● Instructions for the task
Please copy every line of the records below that holds the word "Hzrgz".

(Saved entries)
----

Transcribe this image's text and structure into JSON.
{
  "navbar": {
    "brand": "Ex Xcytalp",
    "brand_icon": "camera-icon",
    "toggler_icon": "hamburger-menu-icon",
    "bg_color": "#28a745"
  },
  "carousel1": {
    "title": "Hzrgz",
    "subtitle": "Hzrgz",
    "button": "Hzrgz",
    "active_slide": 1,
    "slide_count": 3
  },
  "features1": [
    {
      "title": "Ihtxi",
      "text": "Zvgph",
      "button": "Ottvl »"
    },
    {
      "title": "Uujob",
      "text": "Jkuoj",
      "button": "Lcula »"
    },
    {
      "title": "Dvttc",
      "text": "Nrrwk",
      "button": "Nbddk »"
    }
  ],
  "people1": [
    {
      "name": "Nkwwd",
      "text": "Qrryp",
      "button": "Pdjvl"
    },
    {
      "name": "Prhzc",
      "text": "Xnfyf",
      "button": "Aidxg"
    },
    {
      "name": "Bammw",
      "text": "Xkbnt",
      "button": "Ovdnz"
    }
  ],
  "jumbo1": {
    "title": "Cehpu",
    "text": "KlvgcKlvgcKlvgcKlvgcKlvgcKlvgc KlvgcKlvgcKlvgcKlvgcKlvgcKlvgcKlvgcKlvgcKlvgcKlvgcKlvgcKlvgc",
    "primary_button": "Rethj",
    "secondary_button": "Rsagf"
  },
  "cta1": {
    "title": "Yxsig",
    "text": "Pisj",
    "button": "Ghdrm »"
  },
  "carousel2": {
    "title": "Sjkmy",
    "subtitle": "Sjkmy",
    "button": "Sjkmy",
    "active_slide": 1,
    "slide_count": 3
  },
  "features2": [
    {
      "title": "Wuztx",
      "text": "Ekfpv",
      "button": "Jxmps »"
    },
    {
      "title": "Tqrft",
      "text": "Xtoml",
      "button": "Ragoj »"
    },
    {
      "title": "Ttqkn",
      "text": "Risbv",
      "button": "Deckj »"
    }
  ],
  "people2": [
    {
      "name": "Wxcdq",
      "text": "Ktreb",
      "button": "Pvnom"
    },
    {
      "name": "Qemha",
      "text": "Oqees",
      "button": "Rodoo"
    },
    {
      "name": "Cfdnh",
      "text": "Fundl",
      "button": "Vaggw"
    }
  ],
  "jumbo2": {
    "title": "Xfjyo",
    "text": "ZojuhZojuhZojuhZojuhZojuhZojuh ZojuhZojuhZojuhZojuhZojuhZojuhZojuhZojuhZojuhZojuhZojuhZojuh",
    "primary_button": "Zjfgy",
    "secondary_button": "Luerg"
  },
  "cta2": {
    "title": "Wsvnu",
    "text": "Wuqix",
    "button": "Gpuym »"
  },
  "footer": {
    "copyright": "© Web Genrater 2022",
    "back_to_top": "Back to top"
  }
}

----

● Correct result
    "title": "Hzrgz",
    "subtitle": "Hzrgz",
    "button": "Hzrgz",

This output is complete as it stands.